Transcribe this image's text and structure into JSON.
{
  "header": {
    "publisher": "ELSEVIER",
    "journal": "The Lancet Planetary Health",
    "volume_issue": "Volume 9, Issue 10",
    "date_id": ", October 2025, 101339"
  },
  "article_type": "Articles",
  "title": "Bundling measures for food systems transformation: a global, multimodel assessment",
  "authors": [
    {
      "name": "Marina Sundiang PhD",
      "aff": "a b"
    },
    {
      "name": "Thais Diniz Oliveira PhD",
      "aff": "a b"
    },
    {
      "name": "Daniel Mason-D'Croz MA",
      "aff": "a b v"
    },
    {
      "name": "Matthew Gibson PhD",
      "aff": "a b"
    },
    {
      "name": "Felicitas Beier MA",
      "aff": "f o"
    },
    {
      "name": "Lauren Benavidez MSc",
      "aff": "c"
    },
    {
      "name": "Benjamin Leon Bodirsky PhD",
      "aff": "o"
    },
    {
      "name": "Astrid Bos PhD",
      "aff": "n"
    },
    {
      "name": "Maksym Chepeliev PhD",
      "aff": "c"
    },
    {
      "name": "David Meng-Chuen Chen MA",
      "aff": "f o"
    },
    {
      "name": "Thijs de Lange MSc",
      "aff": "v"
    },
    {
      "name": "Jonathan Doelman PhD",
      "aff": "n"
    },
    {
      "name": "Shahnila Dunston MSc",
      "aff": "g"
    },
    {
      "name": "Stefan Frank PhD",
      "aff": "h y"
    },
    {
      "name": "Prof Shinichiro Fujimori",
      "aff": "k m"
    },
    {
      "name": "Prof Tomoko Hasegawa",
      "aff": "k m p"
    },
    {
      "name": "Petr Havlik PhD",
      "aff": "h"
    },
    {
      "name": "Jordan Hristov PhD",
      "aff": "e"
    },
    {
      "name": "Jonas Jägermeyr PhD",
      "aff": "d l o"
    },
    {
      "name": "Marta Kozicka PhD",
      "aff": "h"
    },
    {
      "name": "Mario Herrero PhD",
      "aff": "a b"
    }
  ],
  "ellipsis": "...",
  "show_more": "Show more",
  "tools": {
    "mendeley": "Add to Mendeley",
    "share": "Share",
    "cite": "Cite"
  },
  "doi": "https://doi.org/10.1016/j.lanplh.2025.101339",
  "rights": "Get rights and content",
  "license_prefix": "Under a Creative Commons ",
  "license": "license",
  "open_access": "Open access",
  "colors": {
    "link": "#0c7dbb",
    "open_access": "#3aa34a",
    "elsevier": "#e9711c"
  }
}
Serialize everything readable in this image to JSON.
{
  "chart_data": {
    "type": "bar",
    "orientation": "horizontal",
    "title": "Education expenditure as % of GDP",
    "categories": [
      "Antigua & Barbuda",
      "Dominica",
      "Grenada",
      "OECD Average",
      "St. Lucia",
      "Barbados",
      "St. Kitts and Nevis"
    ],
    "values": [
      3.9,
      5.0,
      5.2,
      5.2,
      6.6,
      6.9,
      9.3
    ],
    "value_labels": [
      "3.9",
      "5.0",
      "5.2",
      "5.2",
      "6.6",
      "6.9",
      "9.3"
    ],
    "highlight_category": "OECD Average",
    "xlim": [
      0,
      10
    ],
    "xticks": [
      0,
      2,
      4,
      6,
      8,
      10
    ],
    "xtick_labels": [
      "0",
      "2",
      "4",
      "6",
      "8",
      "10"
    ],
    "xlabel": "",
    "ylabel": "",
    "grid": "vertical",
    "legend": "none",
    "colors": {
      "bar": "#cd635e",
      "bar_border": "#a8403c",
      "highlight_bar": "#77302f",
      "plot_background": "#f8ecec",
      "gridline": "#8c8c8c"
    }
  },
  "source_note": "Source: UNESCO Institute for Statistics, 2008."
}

------------------------------------------------------------------------

- **Problem to work on**
Select the lines that carry the string "this" and copy them.

- **Task result**
Transcribe this image's text and structure into JSON.
Serialize everything readable in this image to JSON.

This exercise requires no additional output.